▶ Exercise input
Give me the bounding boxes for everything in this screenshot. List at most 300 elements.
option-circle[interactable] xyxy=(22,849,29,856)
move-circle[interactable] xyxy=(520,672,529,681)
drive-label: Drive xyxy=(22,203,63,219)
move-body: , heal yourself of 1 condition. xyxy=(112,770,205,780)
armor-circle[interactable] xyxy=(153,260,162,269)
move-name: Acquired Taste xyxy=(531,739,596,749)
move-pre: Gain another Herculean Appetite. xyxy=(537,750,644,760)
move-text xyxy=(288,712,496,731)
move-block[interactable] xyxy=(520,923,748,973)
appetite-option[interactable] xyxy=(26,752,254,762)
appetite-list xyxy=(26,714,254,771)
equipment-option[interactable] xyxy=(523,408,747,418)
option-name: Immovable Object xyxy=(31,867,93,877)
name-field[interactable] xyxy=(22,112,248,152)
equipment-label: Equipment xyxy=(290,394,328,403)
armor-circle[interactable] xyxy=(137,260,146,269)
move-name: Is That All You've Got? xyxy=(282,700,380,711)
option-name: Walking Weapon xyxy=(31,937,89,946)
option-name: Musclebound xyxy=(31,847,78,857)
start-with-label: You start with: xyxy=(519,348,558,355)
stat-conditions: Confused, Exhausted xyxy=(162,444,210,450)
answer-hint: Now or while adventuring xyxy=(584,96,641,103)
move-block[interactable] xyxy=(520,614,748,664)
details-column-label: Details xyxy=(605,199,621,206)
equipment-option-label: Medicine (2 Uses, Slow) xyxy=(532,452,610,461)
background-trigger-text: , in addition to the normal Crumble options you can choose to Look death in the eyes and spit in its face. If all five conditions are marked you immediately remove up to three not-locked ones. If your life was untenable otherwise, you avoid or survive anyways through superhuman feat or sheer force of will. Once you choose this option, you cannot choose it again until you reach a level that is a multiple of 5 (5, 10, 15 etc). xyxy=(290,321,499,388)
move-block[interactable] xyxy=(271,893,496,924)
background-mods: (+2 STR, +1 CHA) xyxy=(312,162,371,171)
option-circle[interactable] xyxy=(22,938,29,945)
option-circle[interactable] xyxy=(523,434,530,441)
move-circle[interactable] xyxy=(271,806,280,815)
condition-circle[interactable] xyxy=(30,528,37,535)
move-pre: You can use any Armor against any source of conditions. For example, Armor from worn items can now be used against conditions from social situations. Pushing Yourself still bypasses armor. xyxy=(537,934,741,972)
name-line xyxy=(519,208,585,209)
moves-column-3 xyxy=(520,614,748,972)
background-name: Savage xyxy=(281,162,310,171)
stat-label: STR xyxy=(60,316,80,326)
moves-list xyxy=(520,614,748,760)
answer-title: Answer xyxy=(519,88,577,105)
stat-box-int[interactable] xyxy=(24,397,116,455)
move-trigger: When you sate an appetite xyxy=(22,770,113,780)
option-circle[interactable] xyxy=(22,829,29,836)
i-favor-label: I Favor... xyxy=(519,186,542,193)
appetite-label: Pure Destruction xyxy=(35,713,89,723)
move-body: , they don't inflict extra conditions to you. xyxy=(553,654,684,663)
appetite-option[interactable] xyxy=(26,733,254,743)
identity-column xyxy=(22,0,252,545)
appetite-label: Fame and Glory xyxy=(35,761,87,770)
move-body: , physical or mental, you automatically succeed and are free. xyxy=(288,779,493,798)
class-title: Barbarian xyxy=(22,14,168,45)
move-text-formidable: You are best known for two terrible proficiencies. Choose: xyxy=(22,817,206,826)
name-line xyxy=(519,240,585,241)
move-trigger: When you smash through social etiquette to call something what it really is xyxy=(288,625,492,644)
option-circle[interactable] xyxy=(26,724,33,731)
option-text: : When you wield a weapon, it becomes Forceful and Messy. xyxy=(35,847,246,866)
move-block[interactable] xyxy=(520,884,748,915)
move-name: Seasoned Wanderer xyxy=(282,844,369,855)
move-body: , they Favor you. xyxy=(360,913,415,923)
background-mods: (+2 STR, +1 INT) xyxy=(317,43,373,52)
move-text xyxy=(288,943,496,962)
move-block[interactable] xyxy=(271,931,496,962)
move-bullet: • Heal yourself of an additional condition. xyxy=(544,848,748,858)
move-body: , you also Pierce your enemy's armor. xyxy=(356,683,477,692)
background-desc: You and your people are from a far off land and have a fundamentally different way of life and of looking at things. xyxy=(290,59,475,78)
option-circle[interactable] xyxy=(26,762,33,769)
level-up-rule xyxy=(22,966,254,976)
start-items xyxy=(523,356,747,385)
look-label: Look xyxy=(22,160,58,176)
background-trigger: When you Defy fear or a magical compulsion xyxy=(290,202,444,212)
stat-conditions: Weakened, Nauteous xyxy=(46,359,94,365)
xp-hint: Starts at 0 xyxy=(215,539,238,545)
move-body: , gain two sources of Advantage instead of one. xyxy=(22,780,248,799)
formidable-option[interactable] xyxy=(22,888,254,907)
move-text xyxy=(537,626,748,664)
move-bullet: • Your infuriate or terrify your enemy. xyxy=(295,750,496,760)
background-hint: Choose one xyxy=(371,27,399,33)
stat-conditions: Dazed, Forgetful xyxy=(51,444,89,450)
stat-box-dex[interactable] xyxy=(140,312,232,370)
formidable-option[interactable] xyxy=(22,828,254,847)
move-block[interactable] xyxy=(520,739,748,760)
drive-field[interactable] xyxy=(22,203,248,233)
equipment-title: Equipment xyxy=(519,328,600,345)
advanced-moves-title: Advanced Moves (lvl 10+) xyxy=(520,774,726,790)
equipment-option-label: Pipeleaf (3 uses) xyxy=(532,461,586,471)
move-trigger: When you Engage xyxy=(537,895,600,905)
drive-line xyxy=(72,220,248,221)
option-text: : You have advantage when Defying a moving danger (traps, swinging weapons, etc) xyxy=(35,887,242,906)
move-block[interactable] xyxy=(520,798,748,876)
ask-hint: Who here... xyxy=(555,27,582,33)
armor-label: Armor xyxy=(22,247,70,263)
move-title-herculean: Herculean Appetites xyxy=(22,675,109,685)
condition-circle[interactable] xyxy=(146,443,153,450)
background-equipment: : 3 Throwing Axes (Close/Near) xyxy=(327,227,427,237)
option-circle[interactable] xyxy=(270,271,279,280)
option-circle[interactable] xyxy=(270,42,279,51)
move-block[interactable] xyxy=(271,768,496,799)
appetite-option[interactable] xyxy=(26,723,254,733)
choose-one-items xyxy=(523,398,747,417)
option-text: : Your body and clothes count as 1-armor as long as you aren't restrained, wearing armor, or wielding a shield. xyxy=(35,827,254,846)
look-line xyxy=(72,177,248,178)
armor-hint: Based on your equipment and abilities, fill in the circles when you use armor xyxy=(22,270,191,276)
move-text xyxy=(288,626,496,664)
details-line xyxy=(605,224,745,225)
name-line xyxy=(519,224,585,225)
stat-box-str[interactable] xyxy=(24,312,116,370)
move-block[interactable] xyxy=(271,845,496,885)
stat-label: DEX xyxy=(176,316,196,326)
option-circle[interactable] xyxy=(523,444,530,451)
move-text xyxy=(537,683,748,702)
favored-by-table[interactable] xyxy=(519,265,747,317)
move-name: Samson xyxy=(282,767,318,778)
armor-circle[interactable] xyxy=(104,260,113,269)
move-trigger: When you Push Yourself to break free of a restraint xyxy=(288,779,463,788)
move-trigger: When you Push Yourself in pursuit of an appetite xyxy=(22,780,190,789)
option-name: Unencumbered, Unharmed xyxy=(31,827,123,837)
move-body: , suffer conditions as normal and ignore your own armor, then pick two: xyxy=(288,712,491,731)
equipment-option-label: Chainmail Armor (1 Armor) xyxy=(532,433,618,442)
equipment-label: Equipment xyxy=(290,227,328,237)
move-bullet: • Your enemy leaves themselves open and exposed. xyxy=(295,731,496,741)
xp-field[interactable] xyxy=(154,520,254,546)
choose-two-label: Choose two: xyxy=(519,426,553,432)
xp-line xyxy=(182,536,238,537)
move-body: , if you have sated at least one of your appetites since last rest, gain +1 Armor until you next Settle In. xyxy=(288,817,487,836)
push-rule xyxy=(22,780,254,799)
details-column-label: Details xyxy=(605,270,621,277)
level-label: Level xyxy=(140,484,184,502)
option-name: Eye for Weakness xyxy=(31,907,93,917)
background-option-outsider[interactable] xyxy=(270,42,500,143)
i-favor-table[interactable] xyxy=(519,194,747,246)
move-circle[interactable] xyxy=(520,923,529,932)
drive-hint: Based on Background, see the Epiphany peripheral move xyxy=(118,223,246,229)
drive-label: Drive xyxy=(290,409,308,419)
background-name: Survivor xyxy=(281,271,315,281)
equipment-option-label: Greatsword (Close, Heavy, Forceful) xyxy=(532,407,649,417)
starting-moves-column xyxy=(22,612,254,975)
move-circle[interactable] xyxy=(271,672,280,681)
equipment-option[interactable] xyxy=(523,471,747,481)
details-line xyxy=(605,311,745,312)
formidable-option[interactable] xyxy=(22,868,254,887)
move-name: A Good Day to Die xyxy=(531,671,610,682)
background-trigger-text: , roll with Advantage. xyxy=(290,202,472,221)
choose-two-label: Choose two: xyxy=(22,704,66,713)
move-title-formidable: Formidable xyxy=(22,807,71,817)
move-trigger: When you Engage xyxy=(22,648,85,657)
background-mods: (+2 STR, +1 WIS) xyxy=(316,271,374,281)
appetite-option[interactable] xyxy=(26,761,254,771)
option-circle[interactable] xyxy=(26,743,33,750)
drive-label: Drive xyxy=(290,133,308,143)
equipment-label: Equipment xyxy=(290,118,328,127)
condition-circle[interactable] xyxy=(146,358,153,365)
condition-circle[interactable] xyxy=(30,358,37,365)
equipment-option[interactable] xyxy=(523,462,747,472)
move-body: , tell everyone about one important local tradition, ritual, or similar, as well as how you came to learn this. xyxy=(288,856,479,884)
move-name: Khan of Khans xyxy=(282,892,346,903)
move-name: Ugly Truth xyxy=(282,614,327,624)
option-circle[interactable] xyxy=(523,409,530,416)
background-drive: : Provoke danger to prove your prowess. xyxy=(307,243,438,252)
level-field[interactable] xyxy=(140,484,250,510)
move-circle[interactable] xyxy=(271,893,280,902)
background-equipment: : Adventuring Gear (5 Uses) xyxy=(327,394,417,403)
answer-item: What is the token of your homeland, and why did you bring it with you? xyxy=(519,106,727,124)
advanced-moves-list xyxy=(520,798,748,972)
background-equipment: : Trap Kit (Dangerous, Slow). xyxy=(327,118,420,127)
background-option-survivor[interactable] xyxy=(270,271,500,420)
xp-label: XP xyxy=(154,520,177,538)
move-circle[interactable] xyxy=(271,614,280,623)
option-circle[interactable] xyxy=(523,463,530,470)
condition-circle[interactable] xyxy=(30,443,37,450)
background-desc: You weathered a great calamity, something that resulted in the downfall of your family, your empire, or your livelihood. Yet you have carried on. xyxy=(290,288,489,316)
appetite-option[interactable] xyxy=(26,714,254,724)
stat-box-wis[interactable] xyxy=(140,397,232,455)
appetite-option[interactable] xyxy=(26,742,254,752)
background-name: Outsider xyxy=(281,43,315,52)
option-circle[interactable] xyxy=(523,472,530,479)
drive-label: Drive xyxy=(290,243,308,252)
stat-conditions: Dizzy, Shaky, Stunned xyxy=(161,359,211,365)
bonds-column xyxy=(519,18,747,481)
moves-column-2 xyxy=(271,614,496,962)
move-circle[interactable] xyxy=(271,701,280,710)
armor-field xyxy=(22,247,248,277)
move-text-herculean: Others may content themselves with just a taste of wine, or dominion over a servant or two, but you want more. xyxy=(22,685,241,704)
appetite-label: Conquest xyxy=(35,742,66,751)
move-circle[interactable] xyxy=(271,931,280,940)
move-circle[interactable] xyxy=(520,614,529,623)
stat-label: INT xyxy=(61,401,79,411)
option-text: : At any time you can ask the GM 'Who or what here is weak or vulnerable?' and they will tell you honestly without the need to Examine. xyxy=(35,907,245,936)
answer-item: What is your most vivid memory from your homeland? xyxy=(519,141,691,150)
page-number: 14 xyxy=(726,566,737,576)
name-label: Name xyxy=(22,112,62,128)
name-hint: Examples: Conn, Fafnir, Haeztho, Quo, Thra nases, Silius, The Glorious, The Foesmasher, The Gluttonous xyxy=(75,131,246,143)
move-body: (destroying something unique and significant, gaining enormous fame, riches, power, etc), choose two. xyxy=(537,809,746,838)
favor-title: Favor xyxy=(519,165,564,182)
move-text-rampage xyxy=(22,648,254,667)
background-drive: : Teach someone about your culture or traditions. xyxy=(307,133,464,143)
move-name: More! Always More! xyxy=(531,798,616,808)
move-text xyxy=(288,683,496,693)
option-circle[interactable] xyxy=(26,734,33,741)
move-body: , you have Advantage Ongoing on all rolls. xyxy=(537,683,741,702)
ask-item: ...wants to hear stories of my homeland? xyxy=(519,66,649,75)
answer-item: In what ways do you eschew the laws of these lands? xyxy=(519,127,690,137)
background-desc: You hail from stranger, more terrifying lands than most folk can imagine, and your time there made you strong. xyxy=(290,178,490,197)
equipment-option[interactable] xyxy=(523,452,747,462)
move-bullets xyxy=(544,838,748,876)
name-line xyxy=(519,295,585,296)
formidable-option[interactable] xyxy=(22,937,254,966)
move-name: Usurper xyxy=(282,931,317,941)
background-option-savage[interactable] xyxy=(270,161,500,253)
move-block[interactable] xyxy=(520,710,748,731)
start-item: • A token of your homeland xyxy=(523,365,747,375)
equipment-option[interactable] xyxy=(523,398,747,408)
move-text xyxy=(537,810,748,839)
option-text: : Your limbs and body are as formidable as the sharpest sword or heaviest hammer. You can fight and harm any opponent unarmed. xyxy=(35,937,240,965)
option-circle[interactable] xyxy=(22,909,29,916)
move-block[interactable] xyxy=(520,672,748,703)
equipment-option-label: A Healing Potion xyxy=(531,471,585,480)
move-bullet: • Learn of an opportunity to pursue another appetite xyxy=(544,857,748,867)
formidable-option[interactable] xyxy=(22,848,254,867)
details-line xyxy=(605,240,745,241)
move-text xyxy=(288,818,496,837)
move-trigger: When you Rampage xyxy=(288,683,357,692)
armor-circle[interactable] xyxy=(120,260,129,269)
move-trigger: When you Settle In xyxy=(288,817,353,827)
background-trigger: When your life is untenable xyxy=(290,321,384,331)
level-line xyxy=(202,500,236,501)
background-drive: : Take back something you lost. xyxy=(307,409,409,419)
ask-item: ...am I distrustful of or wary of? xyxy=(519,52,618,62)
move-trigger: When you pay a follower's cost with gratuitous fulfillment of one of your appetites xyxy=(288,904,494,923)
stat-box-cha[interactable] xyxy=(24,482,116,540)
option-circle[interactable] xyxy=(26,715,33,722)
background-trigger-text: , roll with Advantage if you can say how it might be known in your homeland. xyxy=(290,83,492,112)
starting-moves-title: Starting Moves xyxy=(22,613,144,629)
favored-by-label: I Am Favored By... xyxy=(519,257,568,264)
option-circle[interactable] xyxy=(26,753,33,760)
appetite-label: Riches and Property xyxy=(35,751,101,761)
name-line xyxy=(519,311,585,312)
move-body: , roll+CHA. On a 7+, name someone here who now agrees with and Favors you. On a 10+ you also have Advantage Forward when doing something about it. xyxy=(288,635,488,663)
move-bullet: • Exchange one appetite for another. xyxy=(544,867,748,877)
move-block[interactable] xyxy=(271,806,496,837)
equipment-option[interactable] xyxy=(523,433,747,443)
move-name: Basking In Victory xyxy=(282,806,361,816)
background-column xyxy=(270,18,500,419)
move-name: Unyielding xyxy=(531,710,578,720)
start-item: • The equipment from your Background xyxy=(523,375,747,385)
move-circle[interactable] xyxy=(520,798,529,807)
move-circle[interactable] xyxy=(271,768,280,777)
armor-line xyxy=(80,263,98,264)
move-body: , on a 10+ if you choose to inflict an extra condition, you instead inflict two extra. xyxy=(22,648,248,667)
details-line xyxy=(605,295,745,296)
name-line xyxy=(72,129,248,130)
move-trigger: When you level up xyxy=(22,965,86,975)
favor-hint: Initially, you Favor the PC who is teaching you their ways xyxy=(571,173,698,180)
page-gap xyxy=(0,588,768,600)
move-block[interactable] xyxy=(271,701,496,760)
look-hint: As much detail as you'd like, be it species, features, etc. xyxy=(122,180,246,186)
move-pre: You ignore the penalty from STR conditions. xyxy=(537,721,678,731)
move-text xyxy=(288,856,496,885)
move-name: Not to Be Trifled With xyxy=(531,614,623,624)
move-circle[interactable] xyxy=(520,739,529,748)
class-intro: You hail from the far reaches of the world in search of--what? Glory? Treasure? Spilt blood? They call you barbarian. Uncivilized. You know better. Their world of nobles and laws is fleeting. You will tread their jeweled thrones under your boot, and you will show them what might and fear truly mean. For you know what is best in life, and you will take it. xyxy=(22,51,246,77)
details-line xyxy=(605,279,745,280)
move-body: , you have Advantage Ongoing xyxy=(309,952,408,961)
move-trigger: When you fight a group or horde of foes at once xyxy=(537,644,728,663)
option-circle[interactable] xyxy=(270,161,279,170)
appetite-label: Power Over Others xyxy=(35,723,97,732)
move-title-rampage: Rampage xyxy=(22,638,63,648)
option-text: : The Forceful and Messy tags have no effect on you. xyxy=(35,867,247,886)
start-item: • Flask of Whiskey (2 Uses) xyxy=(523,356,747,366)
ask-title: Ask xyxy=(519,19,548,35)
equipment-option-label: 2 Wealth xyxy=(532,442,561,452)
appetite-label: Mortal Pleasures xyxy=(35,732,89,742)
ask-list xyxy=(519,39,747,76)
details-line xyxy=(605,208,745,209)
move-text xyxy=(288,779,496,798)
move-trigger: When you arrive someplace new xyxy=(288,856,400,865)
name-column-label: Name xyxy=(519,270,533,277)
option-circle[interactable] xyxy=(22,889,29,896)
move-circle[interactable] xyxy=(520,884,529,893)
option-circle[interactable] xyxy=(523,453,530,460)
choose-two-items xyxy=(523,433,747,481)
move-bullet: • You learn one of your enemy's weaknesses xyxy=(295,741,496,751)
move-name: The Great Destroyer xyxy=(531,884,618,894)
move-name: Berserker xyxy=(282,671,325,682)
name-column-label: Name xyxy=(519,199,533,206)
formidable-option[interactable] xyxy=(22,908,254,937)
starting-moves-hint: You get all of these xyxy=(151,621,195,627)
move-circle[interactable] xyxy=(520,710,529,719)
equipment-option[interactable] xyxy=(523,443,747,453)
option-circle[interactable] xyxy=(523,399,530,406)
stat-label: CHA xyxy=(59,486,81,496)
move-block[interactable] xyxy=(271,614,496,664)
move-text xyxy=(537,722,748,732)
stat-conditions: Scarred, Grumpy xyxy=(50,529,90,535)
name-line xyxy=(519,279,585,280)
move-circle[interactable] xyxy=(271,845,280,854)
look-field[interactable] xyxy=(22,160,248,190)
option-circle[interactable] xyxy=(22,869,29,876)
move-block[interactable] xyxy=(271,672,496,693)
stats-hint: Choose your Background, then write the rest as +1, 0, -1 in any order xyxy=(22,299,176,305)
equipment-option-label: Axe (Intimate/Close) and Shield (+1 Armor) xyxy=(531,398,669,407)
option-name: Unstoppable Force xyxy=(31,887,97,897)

▶ Written request
Rewrite the listing from its first line through the line containing "armor-circle[interactable] xyxy=(153,260,162,269)", changing "heal" to "cure" and leaving everything else as it is.

▶ Exercise result
Give me the bounding boxes for everything in this screenshot. List at most 300 elements.
option-circle[interactable] xyxy=(22,849,29,856)
move-circle[interactable] xyxy=(520,672,529,681)
drive-label: Drive xyxy=(22,203,63,219)
move-body: , cure yourself of 1 condition. xyxy=(112,770,205,780)
armor-circle[interactable] xyxy=(153,260,162,269)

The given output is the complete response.